START GIVEN INFORMATION

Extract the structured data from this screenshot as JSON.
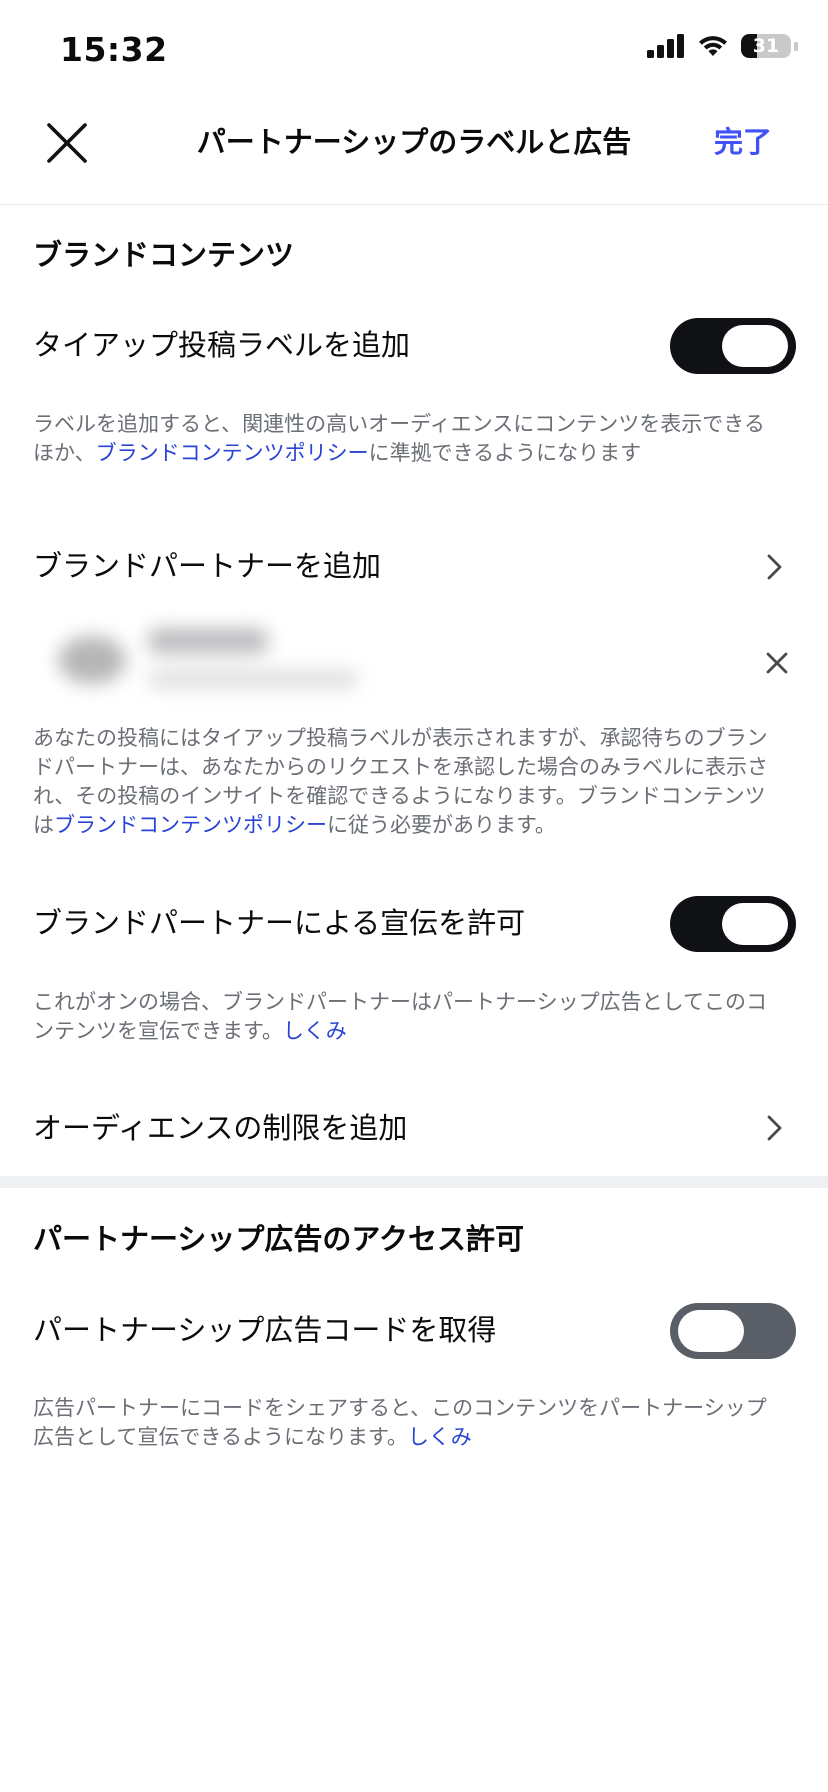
{
  "status_bar": {
    "time": "15:32",
    "battery": "31",
    "battery_level_percent": 31,
    "icons": [
      "signal-icon",
      "wifi-icon",
      "battery-icon"
    ]
  },
  "header": {
    "title": "パートナーシップのラベルと広告",
    "done_label": "完了",
    "close_icon": "close-icon"
  },
  "branded_content": {
    "heading": "ブランドコンテンツ",
    "paid_partnership_label": {
      "label": "タイアップ投稿ラベルを追加",
      "enabled": true,
      "description_before": "ラベルを追加すると、関連性の高いオーディエンスにコンテンツを表示できるほか、",
      "description_link": "ブランドコンテンツポリシー",
      "description_after": "に準拠できるようになります"
    },
    "add_brand_partner": {
      "label": "ブランドパートナーを追加",
      "description_before": "あなたの投稿にはタイアップ投稿ラベルが表示されますが、承認待ちのブランドパートナーは、あなたからのリクエストを承認した場合のみラベルに表示され、その投稿のインサイトを確認できるようになります。ブランドコンテンツは",
      "description_link": "ブランドコンテンツポリシー",
      "description_after": "に従う必要があります。"
    },
    "allow_partner_promotion": {
      "label": "ブランドパートナーによる宣伝を許可",
      "enabled": true,
      "description_before": "これがオンの場合、ブランドパートナーはパートナーシップ広告としてこのコンテンツを宣伝できます。",
      "description_link": "しくみ"
    },
    "audience_restriction": {
      "label": "オーディエンスの制限を追加"
    }
  },
  "partnership_ads": {
    "heading": "パートナーシップ広告のアクセス許可",
    "get_ad_code": {
      "label": "パートナーシップ広告コードを取得",
      "enabled": false,
      "description_before": "広告パートナーにコードをシェアすると、このコンテンツをパートナーシップ広告として宣伝できるようになります。",
      "description_link": "しくみ"
    }
  },
  "colors": {
    "accent": "#4150f7",
    "link": "#2a44d6",
    "toggle_on": "#0f1115",
    "toggle_off": "#5a5e66",
    "secondary_text": "#6b6f76"
  }
}
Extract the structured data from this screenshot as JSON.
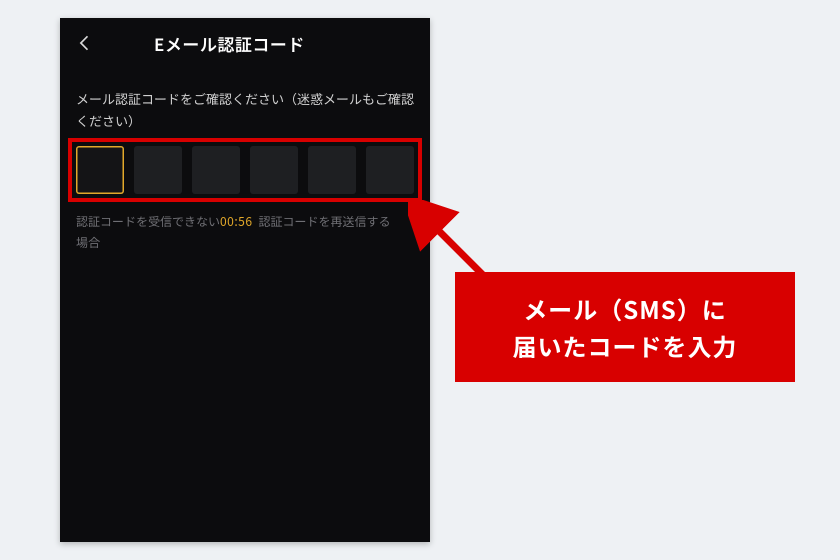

END GIVEN INFORMATION

DIRECTION — What is needed is an exact reproduction of the data, pictures excluded.

EXERCISE ANSWER —
Extract the structured data from this screenshot as JSON.
{
  "status_bar": {
    "time": "15:32",
    "battery": "31",
    "battery_level_percent": 31,
    "icons": [
      "signal-icon",
      "wifi-icon",
      "battery-icon"
    ]
  },
  "header": {
    "title": "パートナーシップのラベルと広告",
    "done_label": "完了",
    "close_icon": "close-icon"
  },
  "branded_content": {
    "heading": "ブランドコンテンツ",
    "paid_partnership_label": {
      "label": "タイアップ投稿ラベルを追加",
      "enabled": true,
      "description_before": "ラベルを追加すると、関連性の高いオーディエンスにコンテンツを表示できるほか、",
      "description_link": "ブランドコンテンツポリシー",
      "description_after": "に準拠できるようになります"
    },
    "add_brand_partner": {
      "label": "ブランドパートナーを追加",
      "description_before": "あなたの投稿にはタイアップ投稿ラベルが表示されますが、承認待ちのブランドパートナーは、あなたからのリクエストを承認した場合のみラベルに表示され、その投稿のインサイトを確認できるようになります。ブランドコンテンツは",
      "description_link": "ブランドコンテンツポリシー",
      "description_after": "に従う必要があります。"
    },
    "allow_partner_promotion": {
      "label": "ブランドパートナーによる宣伝を許可",
      "enabled": true,
      "description_before": "これがオンの場合、ブランドパートナーはパートナーシップ広告としてこのコンテンツを宣伝できます。",
      "description_link": "しくみ"
    },
    "audience_restriction": {
      "label": "オーディエンスの制限を追加"
    }
  },
  "partnership_ads": {
    "heading": "パートナーシップ広告のアクセス許可",
    "get_ad_code": {
      "label": "パートナーシップ広告コードを取得",
      "enabled": false,
      "description_before": "広告パートナーにコードをシェアすると、このコンテンツをパートナーシップ広告として宣伝できるようになります。",
      "description_link": "しくみ"
    }
  },
  "colors": {
    "accent": "#4150f7",
    "link": "#2a44d6",
    "toggle_on": "#0f1115",
    "toggle_off": "#5a5e66",
    "secondary_text": "#6b6f76"
  }
}
Extract the structured data from this screenshot as JSON.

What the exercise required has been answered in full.